» Task goal:
Repeat the whole of the data, keeping every detail the same.

─── Provided records

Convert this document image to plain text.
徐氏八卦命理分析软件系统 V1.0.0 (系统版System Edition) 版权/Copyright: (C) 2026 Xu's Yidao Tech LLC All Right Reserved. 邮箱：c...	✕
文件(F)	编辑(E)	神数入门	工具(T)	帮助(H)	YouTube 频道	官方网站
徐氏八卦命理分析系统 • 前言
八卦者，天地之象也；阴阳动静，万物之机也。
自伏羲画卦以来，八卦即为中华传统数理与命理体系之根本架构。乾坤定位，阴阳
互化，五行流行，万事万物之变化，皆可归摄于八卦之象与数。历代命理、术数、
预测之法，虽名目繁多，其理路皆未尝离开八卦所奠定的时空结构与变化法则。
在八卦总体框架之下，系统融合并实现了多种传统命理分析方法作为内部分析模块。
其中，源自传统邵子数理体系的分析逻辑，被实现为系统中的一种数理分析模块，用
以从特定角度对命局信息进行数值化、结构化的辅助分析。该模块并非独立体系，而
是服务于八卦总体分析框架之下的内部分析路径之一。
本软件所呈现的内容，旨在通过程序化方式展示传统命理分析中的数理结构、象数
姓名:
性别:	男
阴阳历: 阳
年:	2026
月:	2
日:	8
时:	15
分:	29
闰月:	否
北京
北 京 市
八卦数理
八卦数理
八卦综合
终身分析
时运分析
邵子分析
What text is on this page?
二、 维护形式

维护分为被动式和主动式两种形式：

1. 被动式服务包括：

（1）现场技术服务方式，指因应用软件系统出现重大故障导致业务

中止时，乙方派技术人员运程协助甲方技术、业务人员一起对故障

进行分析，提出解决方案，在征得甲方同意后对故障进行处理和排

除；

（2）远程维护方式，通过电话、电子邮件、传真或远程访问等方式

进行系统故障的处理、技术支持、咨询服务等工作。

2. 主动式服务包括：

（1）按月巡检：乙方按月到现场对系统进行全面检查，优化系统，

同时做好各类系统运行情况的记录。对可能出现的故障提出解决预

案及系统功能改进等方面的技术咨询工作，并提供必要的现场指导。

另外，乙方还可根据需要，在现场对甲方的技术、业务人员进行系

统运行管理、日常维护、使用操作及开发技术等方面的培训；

──────

» Answer below:
Convert this document image to plain text.
徐氏八卦命理分析软件系统 V1.0.0 (系统版System Edition) 版权/Copyright: (C) 2026 Xu's Yidao Tech LLC All Right Reserved. 邮箱：c...	✕
文件(F)	编辑(E)	神数入门	工具(T)	帮助(H)	YouTube 频道	官方网站
徐氏八卦命理分析系统 • 前言
八卦者，天地之象也；阴阳动静，万物之机也。
自伏羲画卦以来，八卦即为中华传统数理与命理体系之根本架构。乾坤定位，阴阳
互化，五行流行，万事万物之变化，皆可归摄于八卦之象与数。历代命理、术数、
预测之法，虽名目繁多，其理路皆未尝离开八卦所奠定的时空结构与变化法则。
在八卦总体框架之下，系统融合并实现了多种传统命理分析方法作为内部分析模块。
其中，源自传统邵子数理体系的分析逻辑，被实现为系统中的一种数理分析模块，用
以从特定角度对命局信息进行数值化、结构化的辅助分析。该模块并非独立体系，而
是服务于八卦总体分析框架之下的内部分析路径之一。
本软件所呈现的内容，旨在通过程序化方式展示传统命理分析中的数理结构、象数
姓名:
性别:	男
阴阳历: 阳
年:	2026
月:	2
日:	8
时:	15
分:	29
闰月:	否
北京
北 京 市
八卦数理
八卦数理
八卦综合
终身分析
时运分析
邵子分析
What text is on this page?
二、 维护形式

维护分为被动式和主动式两种形式：

1. 被动式服务包括：

（1）现场技术服务方式，指因应用软件系统出现重大故障导致业务

中止时，乙方派技术人员运程协助甲方技术、业务人员一起对故障

进行分析，提出解决方案，在征得甲方同意后对故障进行处理和排

除；

（2）远程维护方式，通过电话、电子邮件、传真或远程访问等方式

进行系统故障的处理、技术支持、咨询服务等工作。

2. 主动式服务包括：

（1）按月巡检：乙方按月到现场对系统进行全面检查，优化系统，

同时做好各类系统运行情况的记录。对可能出现的故障提出解决预

案及系统功能改进等方面的技术咨询工作，并提供必要的现场指导。

另外，乙方还可根据需要，在现场对甲方的技术、业务人员进行系

统运行管理、日常维护、使用操作及开发技术等方面的培训；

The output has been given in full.